--- Direction ---
Quote every line of the data below as it stands, omitting pictures.

___ Stored rows ___

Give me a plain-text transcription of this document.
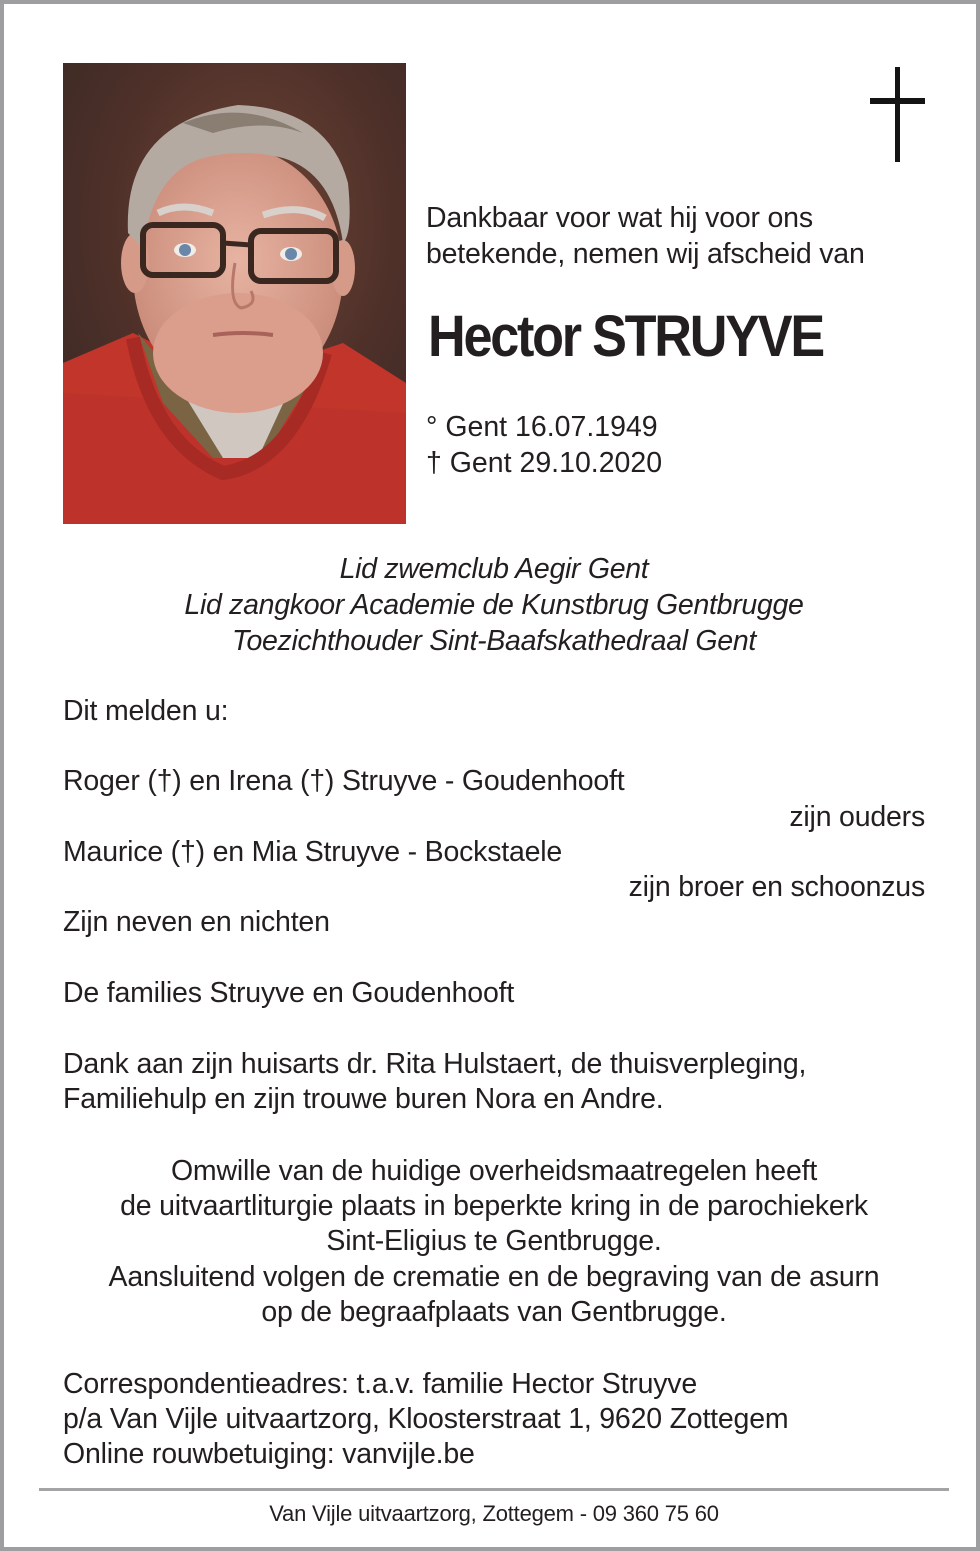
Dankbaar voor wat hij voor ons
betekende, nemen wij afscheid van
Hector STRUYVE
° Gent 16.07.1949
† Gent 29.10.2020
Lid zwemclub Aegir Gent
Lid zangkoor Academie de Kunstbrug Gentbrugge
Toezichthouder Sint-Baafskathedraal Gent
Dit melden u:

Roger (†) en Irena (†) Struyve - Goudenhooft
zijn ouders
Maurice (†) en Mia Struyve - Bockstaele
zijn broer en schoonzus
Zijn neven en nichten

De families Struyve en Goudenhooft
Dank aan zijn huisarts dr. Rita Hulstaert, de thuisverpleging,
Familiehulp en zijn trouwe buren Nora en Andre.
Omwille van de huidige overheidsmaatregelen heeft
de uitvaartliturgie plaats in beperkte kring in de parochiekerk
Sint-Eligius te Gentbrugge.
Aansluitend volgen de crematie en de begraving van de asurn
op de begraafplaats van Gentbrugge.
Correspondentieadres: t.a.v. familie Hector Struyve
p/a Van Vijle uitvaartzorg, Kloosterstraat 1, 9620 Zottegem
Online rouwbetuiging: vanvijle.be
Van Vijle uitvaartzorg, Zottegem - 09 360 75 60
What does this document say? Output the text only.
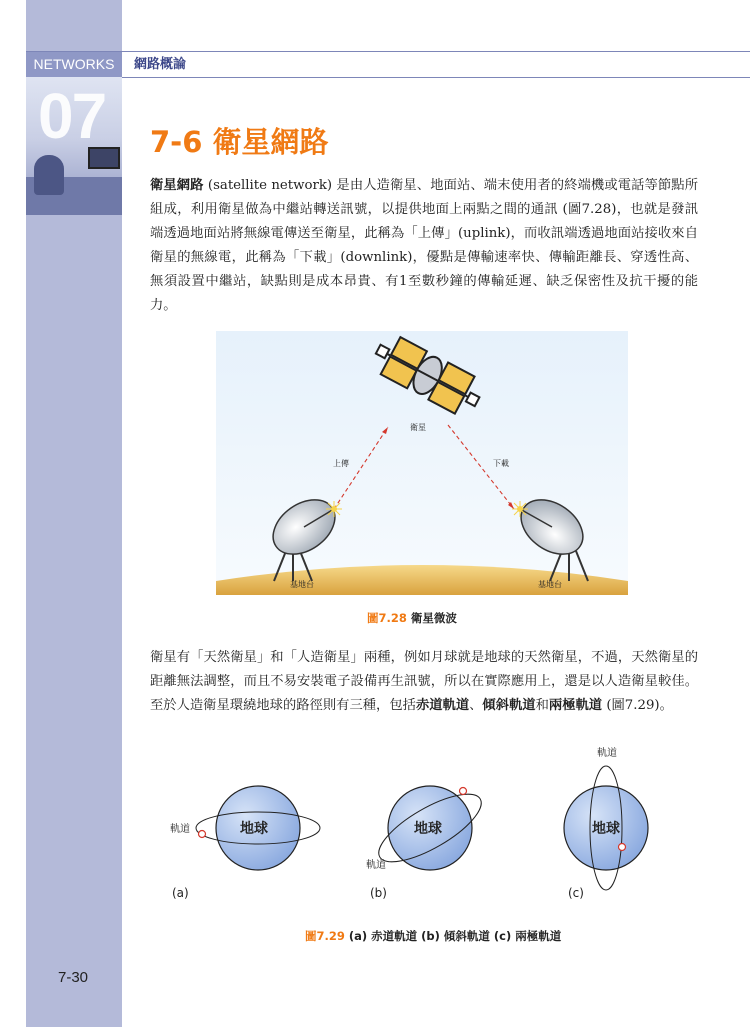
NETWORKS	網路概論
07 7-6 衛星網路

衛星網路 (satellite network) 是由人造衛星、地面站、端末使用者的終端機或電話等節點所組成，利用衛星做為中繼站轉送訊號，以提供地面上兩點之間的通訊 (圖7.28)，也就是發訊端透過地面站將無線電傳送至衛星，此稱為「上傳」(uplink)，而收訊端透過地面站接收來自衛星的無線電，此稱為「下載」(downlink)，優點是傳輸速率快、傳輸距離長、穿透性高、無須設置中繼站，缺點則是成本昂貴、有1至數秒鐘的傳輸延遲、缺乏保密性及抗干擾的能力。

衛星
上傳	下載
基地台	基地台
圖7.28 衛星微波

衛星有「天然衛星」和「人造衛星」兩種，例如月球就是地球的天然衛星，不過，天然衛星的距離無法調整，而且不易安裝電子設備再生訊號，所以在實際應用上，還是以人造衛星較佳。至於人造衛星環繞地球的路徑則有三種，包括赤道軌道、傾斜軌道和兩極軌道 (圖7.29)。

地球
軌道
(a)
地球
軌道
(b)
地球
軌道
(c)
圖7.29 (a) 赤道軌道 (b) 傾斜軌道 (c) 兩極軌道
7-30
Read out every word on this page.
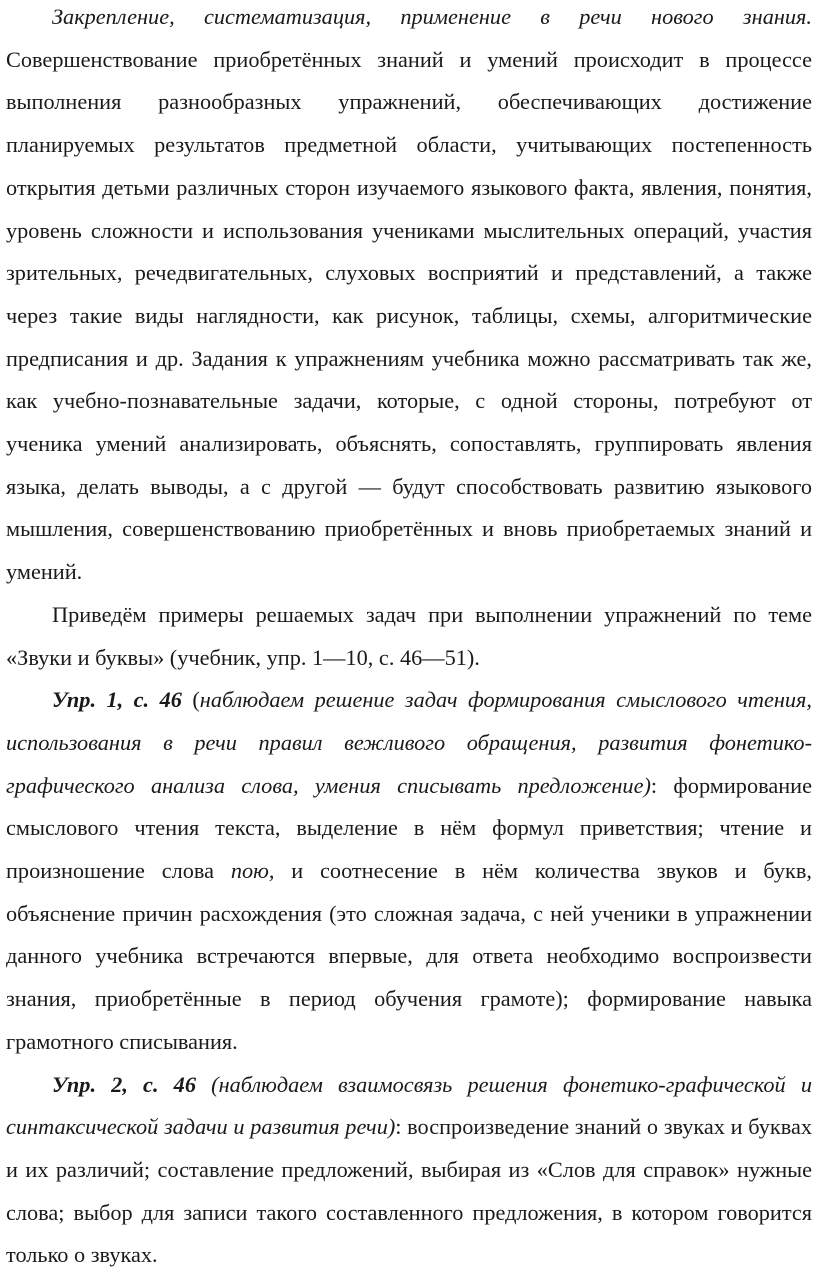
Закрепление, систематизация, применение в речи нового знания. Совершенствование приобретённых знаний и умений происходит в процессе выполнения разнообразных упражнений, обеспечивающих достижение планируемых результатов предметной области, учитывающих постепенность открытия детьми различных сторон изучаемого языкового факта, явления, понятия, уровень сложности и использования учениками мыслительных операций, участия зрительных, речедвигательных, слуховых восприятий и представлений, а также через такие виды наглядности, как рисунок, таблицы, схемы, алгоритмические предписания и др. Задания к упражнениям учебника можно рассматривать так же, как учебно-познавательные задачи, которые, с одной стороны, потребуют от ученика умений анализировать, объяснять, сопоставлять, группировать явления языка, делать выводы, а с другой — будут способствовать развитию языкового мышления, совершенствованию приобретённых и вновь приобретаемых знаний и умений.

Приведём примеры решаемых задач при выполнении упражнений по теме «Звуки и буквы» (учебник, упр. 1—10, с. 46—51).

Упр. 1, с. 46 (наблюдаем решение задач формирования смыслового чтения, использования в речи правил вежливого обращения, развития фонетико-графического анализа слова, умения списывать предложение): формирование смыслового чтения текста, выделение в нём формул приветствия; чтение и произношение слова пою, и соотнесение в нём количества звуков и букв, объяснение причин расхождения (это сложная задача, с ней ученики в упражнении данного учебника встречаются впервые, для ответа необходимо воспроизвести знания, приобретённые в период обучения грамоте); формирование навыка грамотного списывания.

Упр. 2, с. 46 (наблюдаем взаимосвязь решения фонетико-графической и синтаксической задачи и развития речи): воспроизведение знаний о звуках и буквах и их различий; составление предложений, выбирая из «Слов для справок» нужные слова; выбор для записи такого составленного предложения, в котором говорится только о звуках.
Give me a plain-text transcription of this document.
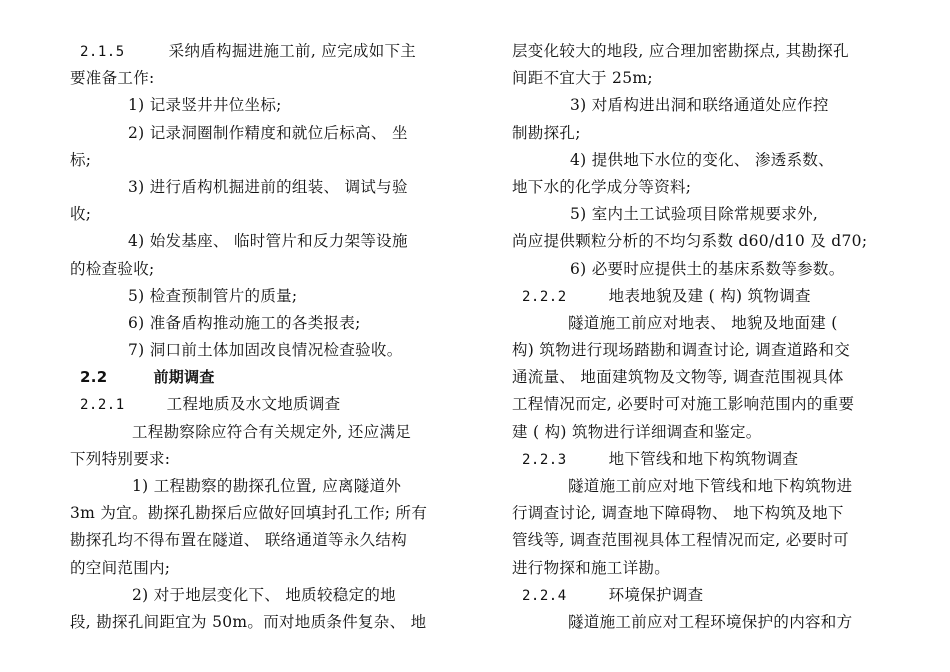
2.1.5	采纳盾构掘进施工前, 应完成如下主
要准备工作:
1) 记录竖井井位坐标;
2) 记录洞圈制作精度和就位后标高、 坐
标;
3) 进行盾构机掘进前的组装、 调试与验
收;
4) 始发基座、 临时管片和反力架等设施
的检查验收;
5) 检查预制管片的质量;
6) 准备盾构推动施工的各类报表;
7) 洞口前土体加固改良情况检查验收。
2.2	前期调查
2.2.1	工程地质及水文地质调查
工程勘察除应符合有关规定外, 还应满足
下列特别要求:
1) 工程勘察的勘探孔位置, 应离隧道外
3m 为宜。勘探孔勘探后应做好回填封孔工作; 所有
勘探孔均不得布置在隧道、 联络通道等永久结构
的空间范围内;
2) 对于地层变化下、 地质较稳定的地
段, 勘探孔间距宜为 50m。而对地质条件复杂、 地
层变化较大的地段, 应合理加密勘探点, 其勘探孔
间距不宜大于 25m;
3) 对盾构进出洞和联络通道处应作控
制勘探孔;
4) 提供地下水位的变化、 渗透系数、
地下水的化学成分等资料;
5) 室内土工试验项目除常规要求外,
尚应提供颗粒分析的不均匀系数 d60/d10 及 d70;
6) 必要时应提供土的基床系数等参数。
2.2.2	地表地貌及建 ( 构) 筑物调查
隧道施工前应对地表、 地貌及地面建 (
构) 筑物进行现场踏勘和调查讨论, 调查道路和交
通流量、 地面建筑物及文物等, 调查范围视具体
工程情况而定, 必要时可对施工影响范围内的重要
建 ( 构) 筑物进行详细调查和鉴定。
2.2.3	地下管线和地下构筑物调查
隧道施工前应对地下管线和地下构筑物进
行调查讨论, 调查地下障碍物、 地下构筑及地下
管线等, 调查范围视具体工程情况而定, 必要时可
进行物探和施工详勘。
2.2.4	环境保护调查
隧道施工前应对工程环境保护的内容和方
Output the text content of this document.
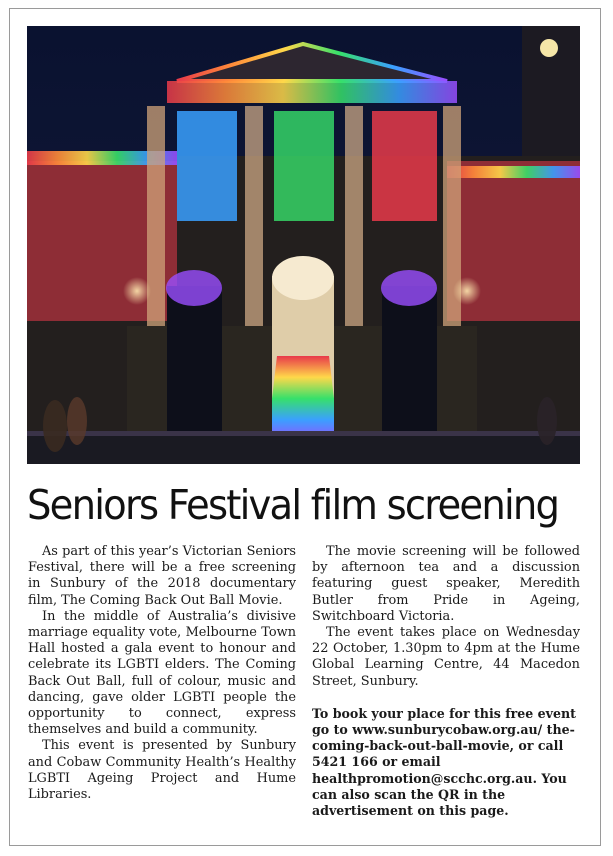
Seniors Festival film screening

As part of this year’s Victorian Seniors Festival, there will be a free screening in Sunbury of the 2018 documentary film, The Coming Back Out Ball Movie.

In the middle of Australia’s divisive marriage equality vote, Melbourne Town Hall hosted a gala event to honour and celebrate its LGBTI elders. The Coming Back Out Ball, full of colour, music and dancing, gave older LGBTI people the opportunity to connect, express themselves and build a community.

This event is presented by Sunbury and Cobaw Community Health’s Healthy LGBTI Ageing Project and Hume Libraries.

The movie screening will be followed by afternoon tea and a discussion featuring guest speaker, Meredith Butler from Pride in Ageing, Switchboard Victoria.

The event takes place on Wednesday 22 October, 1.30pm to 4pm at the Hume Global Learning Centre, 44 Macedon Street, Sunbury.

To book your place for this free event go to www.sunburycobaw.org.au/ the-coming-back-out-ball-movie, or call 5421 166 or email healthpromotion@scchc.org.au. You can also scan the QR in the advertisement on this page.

___

--- Final answer ---
Give me a plain-text transcription of this document.
Dankbaar voor wat hij voor ons
betekende, nemen wij afscheid van
Hector STRUYVE
° Gent 16.07.1949
† Gent 29.10.2020
Lid zwemclub Aegir Gent
Lid zangkoor Academie de Kunstbrug Gentbrugge
Toezichthouder Sint-Baafskathedraal Gent
Dit melden u:

Roger (†) en Irena (†) Struyve - Goudenhooft
zijn ouders
Maurice (†) en Mia Struyve - Bockstaele
zijn broer en schoonzus
Zijn neven en nichten

De families Struyve en Goudenhooft
Dank aan zijn huisarts dr. Rita Hulstaert, de thuisverpleging,
Familiehulp en zijn trouwe buren Nora en Andre.
Omwille van de huidige overheidsmaatregelen heeft
de uitvaartliturgie plaats in beperkte kring in de parochiekerk
Sint-Eligius te Gentbrugge.
Aansluitend volgen de crematie en de begraving van de asurn
op de begraafplaats van Gentbrugge.
Correspondentieadres: t.a.v. familie Hector Struyve
p/a Van Vijle uitvaartzorg, Kloosterstraat 1, 9620 Zottegem
Online rouwbetuiging: vanvijle.be
Van Vijle uitvaartzorg, Zottegem - 09 360 75 60
What does this document say? Output the text only.
NETWORKS	網路概論
07 7-6 衛星網路

衛星網路 (satellite network) 是由人造衛星、地面站、端末使用者的終端機或電話等節點所組成，利用衛星做為中繼站轉送訊號，以提供地面上兩點之間的通訊 (圖7.28)，也就是發訊端透過地面站將無線電傳送至衛星，此稱為「上傳」(uplink)，而收訊端透過地面站接收來自衛星的無線電，此稱為「下載」(downlink)，優點是傳輸速率快、傳輸距離長、穿透性高、無須設置中繼站，缺點則是成本昂貴、有1至數秒鐘的傳輸延遲、缺乏保密性及抗干擾的能力。

衛星
上傳	下載
基地台	基地台
圖7.28 衛星微波

衛星有「天然衛星」和「人造衛星」兩種，例如月球就是地球的天然衛星，不過，天然衛星的距離無法調整，而且不易安裝電子設備再生訊號，所以在實際應用上，還是以人造衛星較佳。至於人造衛星環繞地球的路徑則有三種，包括赤道軌道、傾斜軌道和兩極軌道 (圖7.29)。

地球
軌道
(a)
地球
軌道
(b)
地球
軌道
(c)
圖7.29 (a) 赤道軌道 (b) 傾斜軌道 (c) 兩極軌道
7-30
Read out every word on this page.
Закрепление, систематизация, применение в речи нового знания. Совершенствование приобретённых знаний и умений происходит в процессе выполнения разнообразных упражнений, обеспечивающих достижение планируемых результатов предметной области, учитывающих постепенность открытия детьми различных сторон изучаемого языкового факта, явления, понятия, уровень сложности и использования учениками мыслительных операций, участия зрительных, речедвигательных, слуховых восприятий и представлений, а также через такие виды наглядности, как рисунок, таблицы, схемы, алгоритмические предписания и др. Задания к упражнениям учебника можно рассматривать так же, как учебно-познавательные задачи, которые, с одной стороны, потребуют от ученика умений анализировать, объяснять, сопоставлять, группировать явления языка, делать выводы, а с другой — будут способствовать развитию языкового мышления, совершенствованию приобретённых и вновь приобретаемых знаний и умений.

Приведём примеры решаемых задач при выполнении упражнений по теме «Звуки и буквы» (учебник, упр. 1—10, с. 46—51).

Упр. 1, с. 46 (наблюдаем решение задач формирования смыслового чтения, использования в речи правил вежливого обращения, развития фонетико-графического анализа слова, умения списывать предложение): формирование смыслового чтения текста, выделение в нём формул приветствия; чтение и произношение слова пою, и соотнесение в нём количества звуков и букв, объяснение причин расхождения (это сложная задача, с ней ученики в упражнении данного учебника встречаются впервые, для ответа необходимо воспроизвести знания, приобретённые в период обучения грамоте); формирование навыка грамотного списывания.

Упр. 2, с. 46 (наблюдаем взаимосвязь решения фонетико-графической и синтаксической задачи и развития речи): воспроизведение знаний о звуках и буквах и их различий; составление предложений, выбирая из «Слов для справок» нужные слова; выбор для записи такого составленного предложения, в котором говорится только о звуках.
Give me a plain-text transcription of this document.
2.1.5	采纳盾构掘进施工前, 应完成如下主
要准备工作:
1) 记录竖井井位坐标;
2) 记录洞圈制作精度和就位后标高、 坐
标;
3) 进行盾构机掘进前的组装、 调试与验
收;
4) 始发基座、 临时管片和反力架等设施
的检查验收;
5) 检查预制管片的质量;
6) 准备盾构推动施工的各类报表;
7) 洞口前土体加固改良情况检查验收。
2.2	前期调查
2.2.1	工程地质及水文地质调查
工程勘察除应符合有关规定外, 还应满足
下列特别要求:
1) 工程勘察的勘探孔位置, 应离隧道外
3m 为宜。勘探孔勘探后应做好回填封孔工作; 所有
勘探孔均不得布置在隧道、 联络通道等永久结构
的空间范围内;
2) 对于地层变化下、 地质较稳定的地
段, 勘探孔间距宜为 50m。而对地质条件复杂、 地
层变化较大的地段, 应合理加密勘探点, 其勘探孔
间距不宜大于 25m;
3) 对盾构进出洞和联络通道处应作控
制勘探孔;
4) 提供地下水位的变化、 渗透系数、
地下水的化学成分等资料;
5) 室内土工试验项目除常规要求外,
尚应提供颗粒分析的不均匀系数 d60/d10 及 d70;
6) 必要时应提供土的基床系数等参数。
2.2.2	地表地貌及建 ( 构) 筑物调查
隧道施工前应对地表、 地貌及地面建 (
构) 筑物进行现场踏勘和调查讨论, 调查道路和交
通流量、 地面建筑物及文物等, 调查范围视具体
工程情况而定, 必要时可对施工影响范围内的重要
建 ( 构) 筑物进行详细调查和鉴定。
2.2.3	地下管线和地下构筑物调查
隧道施工前应对地下管线和地下构筑物进
行调查讨论, 调查地下障碍物、 地下构筑及地下
管线等, 调查范围视具体工程情况而定, 必要时可
进行物探和施工详勘。
2.2.4	环境保护调查
隧道施工前应对工程环境保护的内容和方
Output the text content of this document.
Seniors Festival film screening

As part of this year’s Victorian Seniors Festival, there will be a free screening in Sunbury of the 2018 documentary film, The Coming Back Out Ball Movie.

In the middle of Australia’s divisive marriage equality vote, Melbourne Town Hall hosted a gala event to honour and celebrate its LGBTI elders. The Coming Back Out Ball, full of colour, music and dancing, gave older LGBTI people the opportunity to connect, express themselves and build a community.

This event is presented by Sunbury and Cobaw Community Health’s Healthy LGBTI Ageing Project and Hume Libraries.

The movie screening will be followed by afternoon tea and a discussion featuring guest speaker, Meredith Butler from Pride in Ageing, Switchboard Victoria.

The event takes place on Wednesday 22 October, 1.30pm to 4pm at the Hume Global Learning Centre, 44 Macedon Street, Sunbury.

To book your place for this free event go to www.sunburycobaw.org.au/ the-coming-back-out-ball-movie, or call 5421 166 or email healthpromotion@scchc.org.au. You can also scan the QR in the advertisement on this page.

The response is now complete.